[Figure data in JSON]

##########

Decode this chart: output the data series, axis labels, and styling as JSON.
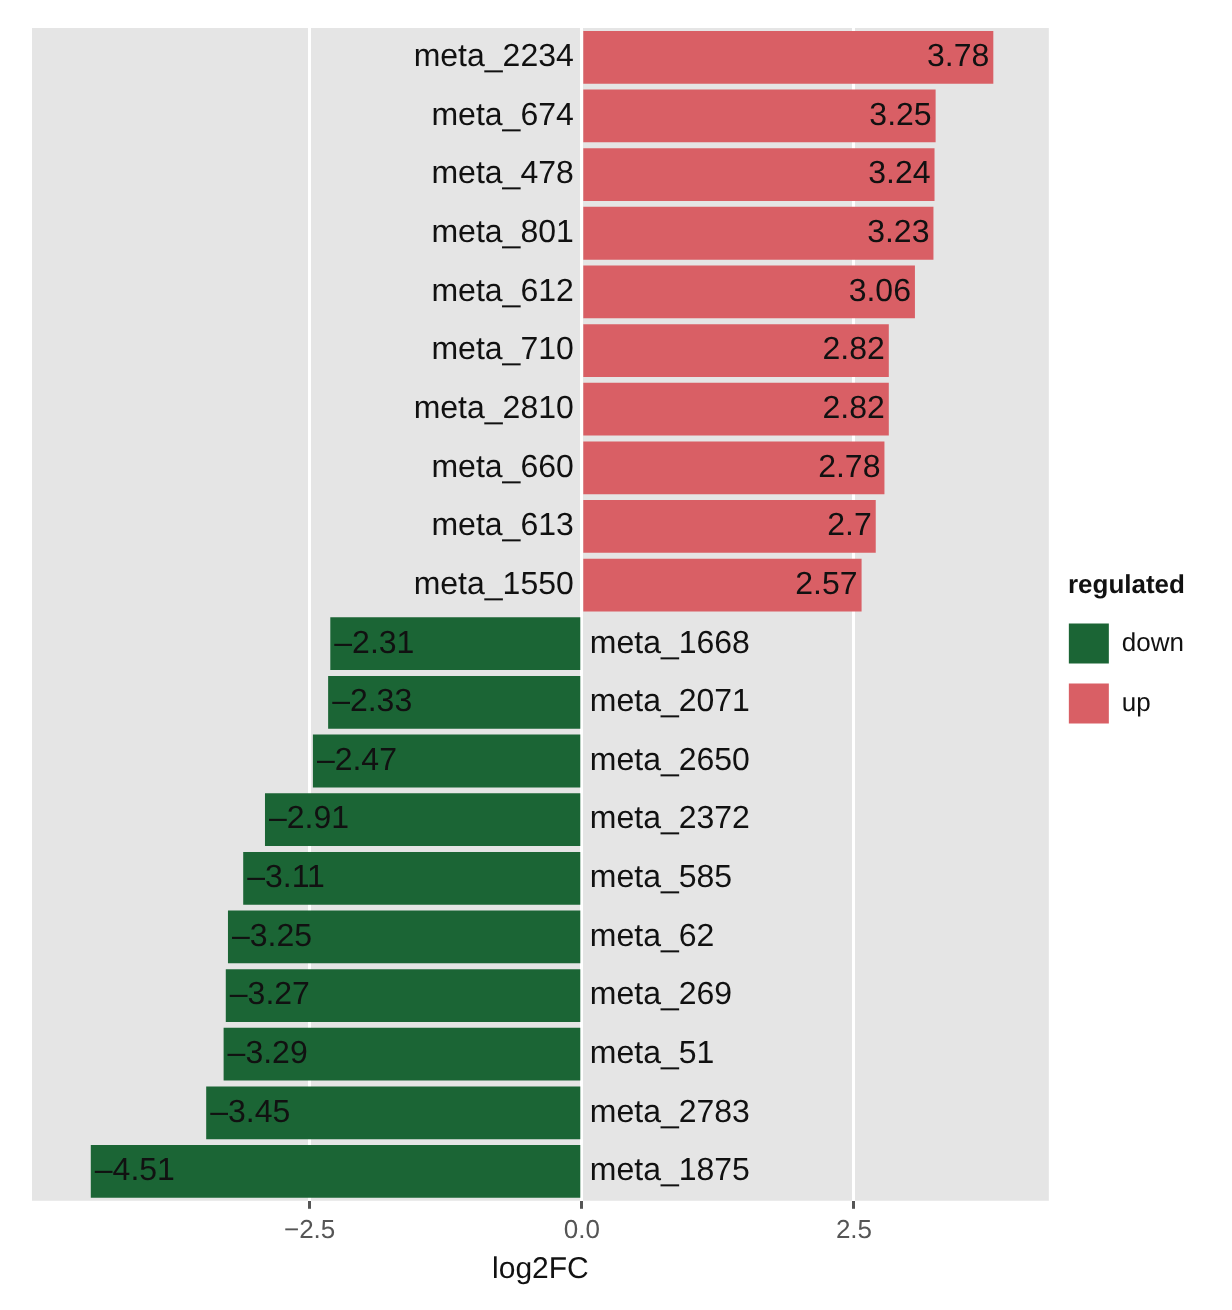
{
  "chart_data": {
    "type": "bar",
    "orientation": "horizontal",
    "xlabel": "log2FC",
    "legend_title": "regulated",
    "legend": "right",
    "grid": "x",
    "categories": [
      "meta_2234",
      "meta_674",
      "meta_478",
      "meta_801",
      "meta_612",
      "meta_710",
      "meta_2810",
      "meta_660",
      "meta_613",
      "meta_1550",
      "meta_1668",
      "meta_2071",
      "meta_2650",
      "meta_2372",
      "meta_585",
      "meta_62",
      "meta_269",
      "meta_51",
      "meta_2783",
      "meta_1875"
    ],
    "series": [
      {
        "name": "down",
        "color": "#1b6535",
        "values": [
          null,
          null,
          null,
          null,
          null,
          null,
          null,
          null,
          null,
          null,
          -2.31,
          -2.33,
          -2.47,
          -2.91,
          -3.11,
          -3.25,
          -3.27,
          -3.29,
          -3.45,
          -4.51
        ],
        "value_labels": [
          null,
          null,
          null,
          null,
          null,
          null,
          null,
          null,
          null,
          null,
          "–2.31",
          "–2.33",
          "–2.47",
          "–2.91",
          "–3.11",
          "–3.25",
          "–3.27",
          "–3.29",
          "–3.45",
          "–4.51"
        ]
      },
      {
        "name": "up",
        "color": "#d95f65",
        "values": [
          3.78,
          3.25,
          3.24,
          3.23,
          3.06,
          2.82,
          2.82,
          2.78,
          2.7,
          2.57,
          null,
          null,
          null,
          null,
          null,
          null,
          null,
          null,
          null,
          null
        ],
        "value_labels": [
          "3.78",
          "3.25",
          "3.24",
          "3.23",
          "3.06",
          "2.82",
          "2.82",
          "2.78",
          "2.7",
          "2.57",
          null,
          null,
          null,
          null,
          null,
          null,
          null,
          null,
          null,
          null
        ]
      }
    ],
    "xlim": [
      -5.05,
      4.29
    ],
    "xticks": [
      {
        "value": -2.5,
        "label": "−2.5"
      },
      {
        "value": 0,
        "label": "0.0"
      },
      {
        "value": 2.5,
        "label": "2.5"
      }
    ]
  }
}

##########

Extract from the material all lines containing the string "series".

▸ **Solution for this problem**:
Decode this chart: output the data series, axis labels, and styling as JSON.
    "series": [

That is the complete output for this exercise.